* _AIM OF THE TASK_: Of the lines listed below, how many contain the string "majetok"? Answer with the number alone.

---------- DATASET RECORDS

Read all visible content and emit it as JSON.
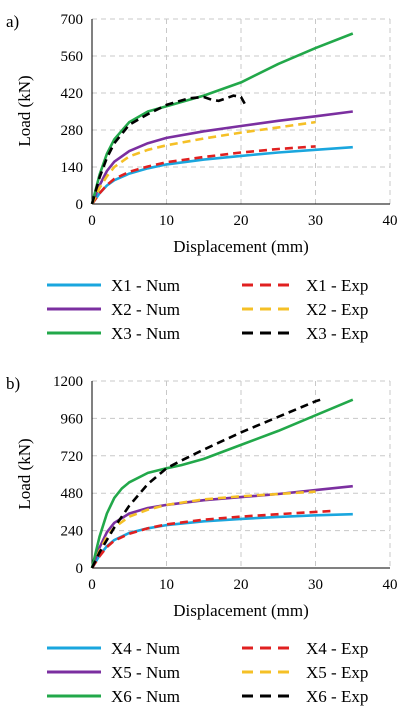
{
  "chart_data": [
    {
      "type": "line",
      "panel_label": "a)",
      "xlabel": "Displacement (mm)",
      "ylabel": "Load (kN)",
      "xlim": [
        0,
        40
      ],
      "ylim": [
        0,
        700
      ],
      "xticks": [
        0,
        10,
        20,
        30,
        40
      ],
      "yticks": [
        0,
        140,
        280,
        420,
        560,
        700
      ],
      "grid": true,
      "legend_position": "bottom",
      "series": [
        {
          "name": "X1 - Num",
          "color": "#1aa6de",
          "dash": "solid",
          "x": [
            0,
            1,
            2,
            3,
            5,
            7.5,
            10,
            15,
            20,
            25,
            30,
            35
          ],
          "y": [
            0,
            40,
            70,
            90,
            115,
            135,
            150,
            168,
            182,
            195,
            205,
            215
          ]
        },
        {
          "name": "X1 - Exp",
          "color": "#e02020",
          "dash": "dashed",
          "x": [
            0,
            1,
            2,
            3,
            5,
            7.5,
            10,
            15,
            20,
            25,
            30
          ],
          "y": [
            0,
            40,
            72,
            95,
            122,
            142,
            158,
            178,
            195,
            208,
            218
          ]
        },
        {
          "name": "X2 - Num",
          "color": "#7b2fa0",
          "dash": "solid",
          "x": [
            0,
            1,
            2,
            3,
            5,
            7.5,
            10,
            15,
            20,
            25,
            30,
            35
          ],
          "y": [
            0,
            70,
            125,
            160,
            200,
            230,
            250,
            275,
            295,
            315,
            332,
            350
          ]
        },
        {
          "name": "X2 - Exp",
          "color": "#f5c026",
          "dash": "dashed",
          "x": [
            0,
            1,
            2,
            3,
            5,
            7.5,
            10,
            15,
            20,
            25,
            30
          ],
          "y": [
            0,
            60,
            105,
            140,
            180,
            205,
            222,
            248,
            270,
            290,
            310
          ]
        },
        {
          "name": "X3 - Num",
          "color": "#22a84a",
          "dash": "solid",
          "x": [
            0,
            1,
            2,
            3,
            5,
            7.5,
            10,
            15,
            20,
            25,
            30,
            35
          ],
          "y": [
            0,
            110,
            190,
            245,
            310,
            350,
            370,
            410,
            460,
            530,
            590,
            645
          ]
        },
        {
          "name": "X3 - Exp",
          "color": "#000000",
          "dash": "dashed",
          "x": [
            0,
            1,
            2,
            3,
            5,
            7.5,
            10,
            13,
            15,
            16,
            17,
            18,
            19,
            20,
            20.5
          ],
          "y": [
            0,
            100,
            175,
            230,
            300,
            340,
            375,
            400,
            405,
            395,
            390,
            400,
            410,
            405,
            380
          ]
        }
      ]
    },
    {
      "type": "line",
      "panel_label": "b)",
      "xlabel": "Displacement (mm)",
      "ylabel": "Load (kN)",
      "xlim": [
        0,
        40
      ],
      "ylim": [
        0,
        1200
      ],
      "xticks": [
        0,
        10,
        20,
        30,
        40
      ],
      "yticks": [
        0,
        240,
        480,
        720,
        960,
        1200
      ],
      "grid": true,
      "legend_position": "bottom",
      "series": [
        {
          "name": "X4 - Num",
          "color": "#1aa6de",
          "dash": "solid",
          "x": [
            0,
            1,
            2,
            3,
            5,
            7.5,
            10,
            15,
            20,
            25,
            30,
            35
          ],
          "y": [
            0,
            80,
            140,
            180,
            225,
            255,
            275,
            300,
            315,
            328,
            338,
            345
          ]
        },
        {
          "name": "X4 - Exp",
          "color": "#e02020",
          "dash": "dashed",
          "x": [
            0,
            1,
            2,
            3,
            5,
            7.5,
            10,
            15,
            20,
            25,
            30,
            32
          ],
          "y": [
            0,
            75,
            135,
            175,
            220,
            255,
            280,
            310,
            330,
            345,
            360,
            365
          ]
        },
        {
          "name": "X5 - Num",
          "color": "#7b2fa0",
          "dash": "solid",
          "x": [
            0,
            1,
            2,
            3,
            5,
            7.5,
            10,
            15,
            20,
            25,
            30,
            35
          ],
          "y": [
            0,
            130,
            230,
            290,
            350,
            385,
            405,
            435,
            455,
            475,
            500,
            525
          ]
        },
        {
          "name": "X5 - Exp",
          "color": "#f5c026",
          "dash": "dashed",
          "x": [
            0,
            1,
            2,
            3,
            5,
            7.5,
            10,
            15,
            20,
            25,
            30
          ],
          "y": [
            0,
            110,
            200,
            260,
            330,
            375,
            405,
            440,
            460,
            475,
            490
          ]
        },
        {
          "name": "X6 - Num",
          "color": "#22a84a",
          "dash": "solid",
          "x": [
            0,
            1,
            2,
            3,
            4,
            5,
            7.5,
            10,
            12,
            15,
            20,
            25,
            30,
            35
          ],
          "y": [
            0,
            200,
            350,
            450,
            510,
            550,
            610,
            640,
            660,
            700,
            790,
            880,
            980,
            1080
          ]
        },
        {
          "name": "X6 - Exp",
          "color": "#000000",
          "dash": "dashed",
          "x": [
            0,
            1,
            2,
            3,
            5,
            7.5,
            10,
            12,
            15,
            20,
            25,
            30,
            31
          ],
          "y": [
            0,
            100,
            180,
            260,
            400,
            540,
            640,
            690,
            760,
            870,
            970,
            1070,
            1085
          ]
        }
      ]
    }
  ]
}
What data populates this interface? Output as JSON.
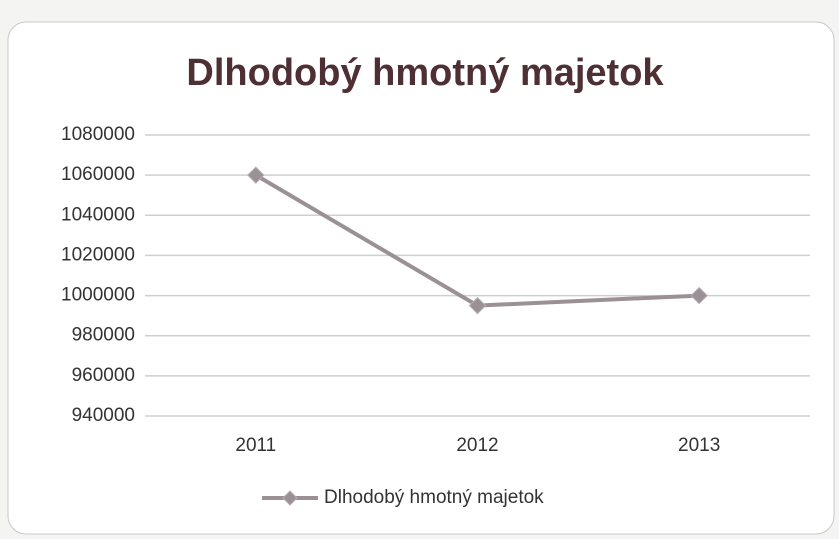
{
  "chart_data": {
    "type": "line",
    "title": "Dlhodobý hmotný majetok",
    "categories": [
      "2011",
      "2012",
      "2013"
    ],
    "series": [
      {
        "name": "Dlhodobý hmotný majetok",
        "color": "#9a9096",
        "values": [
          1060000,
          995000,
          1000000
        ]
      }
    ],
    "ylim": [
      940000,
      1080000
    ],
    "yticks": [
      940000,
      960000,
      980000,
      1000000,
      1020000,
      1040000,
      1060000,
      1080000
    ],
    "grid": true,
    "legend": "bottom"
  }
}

--------------------

* _WRITTEN RESPONSE_: 2